##### ENTRIES PROVIDED #####
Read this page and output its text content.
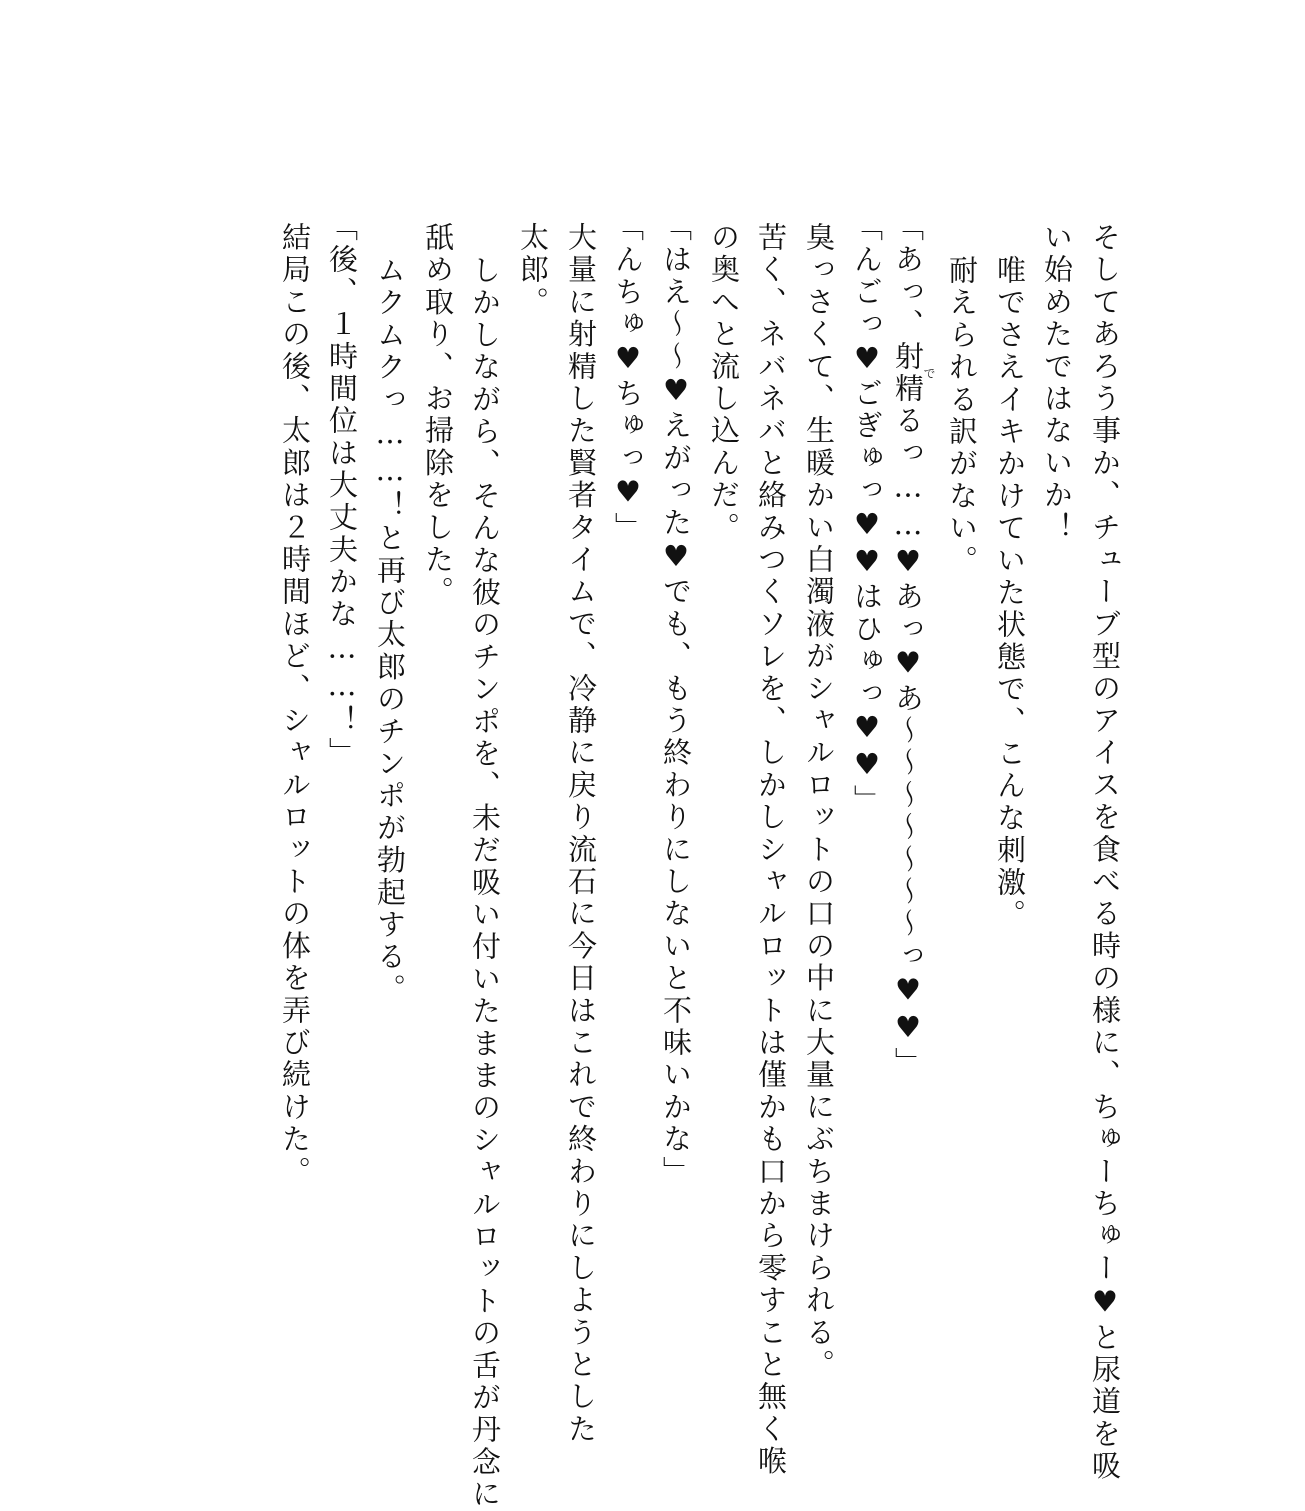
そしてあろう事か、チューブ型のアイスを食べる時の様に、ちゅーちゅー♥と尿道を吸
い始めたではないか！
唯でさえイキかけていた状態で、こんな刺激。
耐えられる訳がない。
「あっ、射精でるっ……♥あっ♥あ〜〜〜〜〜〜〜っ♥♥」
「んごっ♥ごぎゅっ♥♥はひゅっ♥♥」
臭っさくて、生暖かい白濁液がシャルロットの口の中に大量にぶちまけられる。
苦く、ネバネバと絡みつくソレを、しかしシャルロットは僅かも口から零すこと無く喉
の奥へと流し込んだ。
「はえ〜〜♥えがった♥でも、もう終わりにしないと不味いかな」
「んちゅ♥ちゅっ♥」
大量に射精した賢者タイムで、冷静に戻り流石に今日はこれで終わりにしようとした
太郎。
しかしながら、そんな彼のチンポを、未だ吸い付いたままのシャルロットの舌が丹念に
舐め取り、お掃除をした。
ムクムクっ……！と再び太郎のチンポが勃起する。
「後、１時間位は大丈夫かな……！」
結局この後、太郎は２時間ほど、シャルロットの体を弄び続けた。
#####
#### DIRECTION
Repeat each record exactly, with the pictures left out.

#### OUTPUT OF THE TASK
Read this page and output its text content.
そしてあろう事か、チューブ型のアイスを食べる時の様に、ちゅーちゅー♥と尿道を吸
い始めたではないか！
唯でさえイキかけていた状態で、こんな刺激。
耐えられる訳がない。
「あっ、射精でるっ……♥あっ♥あ〜〜〜〜〜〜〜っ♥♥」
「んごっ♥ごぎゅっ♥♥はひゅっ♥♥」
臭っさくて、生暖かい白濁液がシャルロットの口の中に大量にぶちまけられる。
苦く、ネバネバと絡みつくソレを、しかしシャルロットは僅かも口から零すこと無く喉
の奥へと流し込んだ。
「はえ〜〜♥えがった♥でも、もう終わりにしないと不味いかな」
「んちゅ♥ちゅっ♥」
大量に射精した賢者タイムで、冷静に戻り流石に今日はこれで終わりにしようとした
太郎。
しかしながら、そんな彼のチンポを、未だ吸い付いたままのシャルロットの舌が丹念に
舐め取り、お掃除をした。
ムクムクっ……！と再び太郎のチンポが勃起する。
「後、１時間位は大丈夫かな……！」
結局この後、太郎は２時間ほど、シャルロットの体を弄び続けた。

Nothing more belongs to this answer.